*Work instructions:*
From the entries that follow, list every line in which the string "Spot" appears.

= = = =

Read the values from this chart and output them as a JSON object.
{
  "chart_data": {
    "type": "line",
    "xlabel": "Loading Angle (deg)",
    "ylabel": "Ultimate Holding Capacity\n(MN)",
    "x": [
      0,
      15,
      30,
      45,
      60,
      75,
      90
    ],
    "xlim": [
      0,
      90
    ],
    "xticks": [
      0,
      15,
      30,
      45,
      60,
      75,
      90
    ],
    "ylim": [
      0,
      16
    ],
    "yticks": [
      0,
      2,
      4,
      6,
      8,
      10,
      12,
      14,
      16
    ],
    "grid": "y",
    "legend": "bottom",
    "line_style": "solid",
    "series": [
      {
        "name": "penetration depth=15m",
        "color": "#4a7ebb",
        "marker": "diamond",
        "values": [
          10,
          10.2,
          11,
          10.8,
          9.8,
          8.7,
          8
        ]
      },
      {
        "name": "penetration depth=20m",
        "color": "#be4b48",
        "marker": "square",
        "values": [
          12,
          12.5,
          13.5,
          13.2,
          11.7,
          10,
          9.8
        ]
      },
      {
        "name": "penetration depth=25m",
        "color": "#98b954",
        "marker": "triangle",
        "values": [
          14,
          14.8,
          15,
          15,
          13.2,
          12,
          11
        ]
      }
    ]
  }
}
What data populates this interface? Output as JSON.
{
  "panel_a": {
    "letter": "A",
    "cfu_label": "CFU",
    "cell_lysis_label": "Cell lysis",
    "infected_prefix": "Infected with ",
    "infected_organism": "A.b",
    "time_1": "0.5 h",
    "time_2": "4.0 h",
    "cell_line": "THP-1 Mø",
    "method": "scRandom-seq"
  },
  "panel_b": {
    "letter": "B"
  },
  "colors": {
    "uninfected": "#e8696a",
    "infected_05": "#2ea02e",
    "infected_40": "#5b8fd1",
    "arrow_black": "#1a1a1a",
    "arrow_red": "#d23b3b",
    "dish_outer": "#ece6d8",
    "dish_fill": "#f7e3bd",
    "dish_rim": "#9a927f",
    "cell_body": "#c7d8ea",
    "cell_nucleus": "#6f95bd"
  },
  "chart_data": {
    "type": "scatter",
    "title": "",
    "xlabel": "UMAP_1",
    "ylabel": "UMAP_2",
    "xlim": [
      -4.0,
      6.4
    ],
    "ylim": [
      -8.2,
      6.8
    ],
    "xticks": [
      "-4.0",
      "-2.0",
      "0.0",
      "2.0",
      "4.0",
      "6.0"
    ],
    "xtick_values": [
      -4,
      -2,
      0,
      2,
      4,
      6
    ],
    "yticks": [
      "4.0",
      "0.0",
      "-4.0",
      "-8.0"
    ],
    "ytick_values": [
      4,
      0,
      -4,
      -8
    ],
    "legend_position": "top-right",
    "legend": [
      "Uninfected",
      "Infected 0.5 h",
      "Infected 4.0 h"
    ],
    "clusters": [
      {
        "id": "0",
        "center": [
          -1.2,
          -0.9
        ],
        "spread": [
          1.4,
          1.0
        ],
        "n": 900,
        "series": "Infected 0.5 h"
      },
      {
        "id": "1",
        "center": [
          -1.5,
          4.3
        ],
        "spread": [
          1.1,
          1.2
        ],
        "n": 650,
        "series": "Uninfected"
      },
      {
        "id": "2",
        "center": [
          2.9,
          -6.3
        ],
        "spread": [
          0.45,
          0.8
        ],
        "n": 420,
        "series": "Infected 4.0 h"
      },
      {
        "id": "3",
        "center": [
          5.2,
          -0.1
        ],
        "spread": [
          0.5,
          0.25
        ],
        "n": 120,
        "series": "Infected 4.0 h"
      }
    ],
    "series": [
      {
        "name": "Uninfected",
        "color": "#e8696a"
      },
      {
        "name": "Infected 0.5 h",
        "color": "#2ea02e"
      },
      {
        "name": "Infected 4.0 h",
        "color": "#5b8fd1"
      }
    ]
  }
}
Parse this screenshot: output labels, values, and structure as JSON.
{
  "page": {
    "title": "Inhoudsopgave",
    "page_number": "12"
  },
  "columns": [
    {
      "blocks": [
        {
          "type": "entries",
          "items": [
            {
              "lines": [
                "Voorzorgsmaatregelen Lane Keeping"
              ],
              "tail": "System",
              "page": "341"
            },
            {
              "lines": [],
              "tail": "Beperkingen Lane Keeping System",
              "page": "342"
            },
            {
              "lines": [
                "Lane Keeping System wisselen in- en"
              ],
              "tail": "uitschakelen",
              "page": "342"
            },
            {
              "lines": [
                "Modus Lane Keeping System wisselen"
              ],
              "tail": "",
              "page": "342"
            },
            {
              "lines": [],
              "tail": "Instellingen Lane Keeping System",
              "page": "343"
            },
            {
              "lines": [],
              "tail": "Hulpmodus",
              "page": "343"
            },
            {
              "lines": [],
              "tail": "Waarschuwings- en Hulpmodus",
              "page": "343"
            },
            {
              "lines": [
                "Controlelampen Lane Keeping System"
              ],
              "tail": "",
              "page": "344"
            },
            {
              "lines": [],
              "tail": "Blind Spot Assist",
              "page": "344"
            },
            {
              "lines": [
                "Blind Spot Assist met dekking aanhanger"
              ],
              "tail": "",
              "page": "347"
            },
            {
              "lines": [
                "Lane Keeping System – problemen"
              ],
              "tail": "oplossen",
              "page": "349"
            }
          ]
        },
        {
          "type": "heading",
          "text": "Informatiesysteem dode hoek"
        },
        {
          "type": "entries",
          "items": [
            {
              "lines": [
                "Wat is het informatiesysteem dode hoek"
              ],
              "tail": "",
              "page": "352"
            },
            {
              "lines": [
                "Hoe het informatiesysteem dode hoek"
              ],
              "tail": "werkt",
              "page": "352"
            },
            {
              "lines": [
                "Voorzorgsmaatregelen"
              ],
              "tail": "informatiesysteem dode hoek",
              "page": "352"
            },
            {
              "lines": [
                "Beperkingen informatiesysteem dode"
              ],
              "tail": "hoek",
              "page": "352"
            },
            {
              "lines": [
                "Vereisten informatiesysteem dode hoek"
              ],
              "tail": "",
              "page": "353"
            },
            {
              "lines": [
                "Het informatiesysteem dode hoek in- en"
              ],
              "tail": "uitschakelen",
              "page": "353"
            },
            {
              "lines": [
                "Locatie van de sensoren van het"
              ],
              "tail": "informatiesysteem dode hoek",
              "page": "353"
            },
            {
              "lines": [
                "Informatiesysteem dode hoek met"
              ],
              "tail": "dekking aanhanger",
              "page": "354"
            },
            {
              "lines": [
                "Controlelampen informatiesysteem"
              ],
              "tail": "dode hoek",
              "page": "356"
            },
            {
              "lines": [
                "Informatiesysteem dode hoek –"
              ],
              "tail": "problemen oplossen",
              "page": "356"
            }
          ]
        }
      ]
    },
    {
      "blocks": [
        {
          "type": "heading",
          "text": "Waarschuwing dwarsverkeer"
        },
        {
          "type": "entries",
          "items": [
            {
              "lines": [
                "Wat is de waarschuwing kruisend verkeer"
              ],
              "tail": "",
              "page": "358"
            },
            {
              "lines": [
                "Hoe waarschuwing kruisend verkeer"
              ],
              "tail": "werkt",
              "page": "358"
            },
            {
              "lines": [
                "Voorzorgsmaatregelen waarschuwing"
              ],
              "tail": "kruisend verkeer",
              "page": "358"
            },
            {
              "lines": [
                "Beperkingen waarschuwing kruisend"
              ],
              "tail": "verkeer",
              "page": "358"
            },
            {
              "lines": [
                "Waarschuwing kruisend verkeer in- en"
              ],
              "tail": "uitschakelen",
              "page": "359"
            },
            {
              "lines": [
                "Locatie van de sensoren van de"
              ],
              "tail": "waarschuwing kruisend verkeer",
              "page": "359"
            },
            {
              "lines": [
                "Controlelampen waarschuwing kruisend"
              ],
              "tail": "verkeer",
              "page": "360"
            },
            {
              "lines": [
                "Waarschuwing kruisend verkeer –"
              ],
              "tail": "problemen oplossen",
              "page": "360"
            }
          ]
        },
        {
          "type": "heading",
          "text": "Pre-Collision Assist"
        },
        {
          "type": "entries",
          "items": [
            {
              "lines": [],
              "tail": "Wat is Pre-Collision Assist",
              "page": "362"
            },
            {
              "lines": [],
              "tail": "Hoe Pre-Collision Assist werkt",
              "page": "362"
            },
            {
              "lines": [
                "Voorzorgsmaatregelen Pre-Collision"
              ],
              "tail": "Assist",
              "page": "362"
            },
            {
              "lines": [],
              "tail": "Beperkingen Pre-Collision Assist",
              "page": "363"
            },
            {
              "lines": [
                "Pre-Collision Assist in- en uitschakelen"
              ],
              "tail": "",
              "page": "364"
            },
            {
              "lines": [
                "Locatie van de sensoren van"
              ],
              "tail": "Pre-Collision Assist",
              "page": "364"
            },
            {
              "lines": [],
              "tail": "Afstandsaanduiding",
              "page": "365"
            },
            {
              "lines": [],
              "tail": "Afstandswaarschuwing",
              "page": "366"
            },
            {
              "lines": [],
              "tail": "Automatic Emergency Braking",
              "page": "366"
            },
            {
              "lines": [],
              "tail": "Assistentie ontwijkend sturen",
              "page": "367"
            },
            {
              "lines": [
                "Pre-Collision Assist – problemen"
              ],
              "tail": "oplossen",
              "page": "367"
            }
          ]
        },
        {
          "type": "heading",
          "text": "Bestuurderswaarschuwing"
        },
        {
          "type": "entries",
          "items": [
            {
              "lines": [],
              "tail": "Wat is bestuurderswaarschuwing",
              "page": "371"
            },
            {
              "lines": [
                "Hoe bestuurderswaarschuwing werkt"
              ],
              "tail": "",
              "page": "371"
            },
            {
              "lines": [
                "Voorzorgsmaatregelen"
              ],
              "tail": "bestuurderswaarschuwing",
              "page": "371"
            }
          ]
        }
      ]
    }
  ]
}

= = = =

*Task response:*
              "tail": "Blind Spot Assist",
                "Blind Spot Assist met dekking aanhanger"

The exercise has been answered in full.